Le Syndicat des juridictions financières unifié m’a fait l’honneur de répondre sur mon site internet à ma tribune relative au contrôle de légalité et en m’en informant par courriel.

Comme démocrate cela me réjouit. Ces échanges entre personnes voyant les choses sous des angles différents, mais complémentaires, sont précieux. Jeter des pavés dans la marre ne sert à rien si l’eau reste stagnante ! Cela m’a donné l’occasion de répondre  et, surtout, dans le même temps, d’approfondir pour préciser ma pensée. Le débat est la sève de la démocratie. C’est en confrontant, avec courtoisie et bienveillance, les idées de chacun, que le monde avance. Voici donc le débat sur le contrôle de légalité lancé !

Le point de vue de Vincent Sivré, du SJFU (http://sjfu.fr/index.php/2016/03/31/avant-de-supprimer-le-controle-de-legalite-renforcons-le-controle-interne/):

Dans une tribune publiée dans la Gazette du 21 mars, Alain Lambert propose de supprimer le contrôle de légalité. Constatant sa profonde dégradation, il n’y voit qu’une contrainte administrative qui « inhibe, inquiète, détourne, affecte la décision politique ».

Reconnaissons avec l’ancien ministre du budget que la révision générale des politiques publiques (RGPP) puis la modernisation de l’action publique  (MAP) ont fortement contribué à la détérioration de ce dispositif prudentiel : il a perdu en efficacité au sens où il ne permet plus d’identifier avec un souci d’exhaustivité, par manque de personnels qualifiés, les irrégularités commises par les administrations publiques locales. Pour autant, en l’absence de dispositif prudentiel alternatif, il demeure pertinent car il maintient la possibilité d’un déféré préfectoral sur des délibérations, marchés et autres documents administratifs manifestement non conformes aux obligations légales et règlementaires auxquelles sont soumises les collectivités territoriales et leurs établissements publics.

[EXTRAIT DES DONNÉES]
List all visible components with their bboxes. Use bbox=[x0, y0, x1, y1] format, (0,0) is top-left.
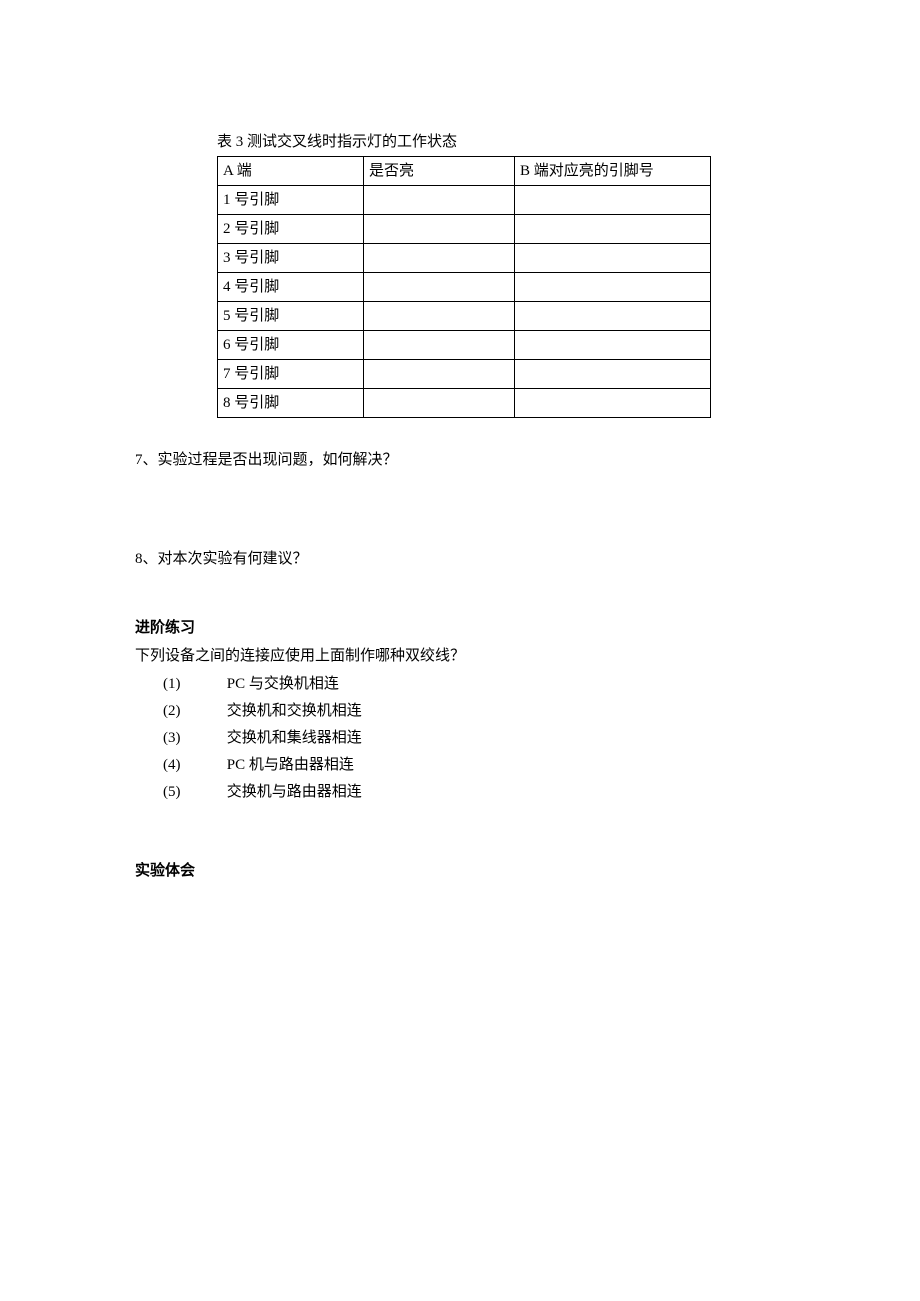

[CONSIGNES] D'après l'extrait fourni, dans quelle publication et à quelle date la tribune d'Alain Lambert proposant de supprimer le contrôle de légalité a-t-elle paru ?

[CORRIGÉ] Dans la Gazette du 21 mars.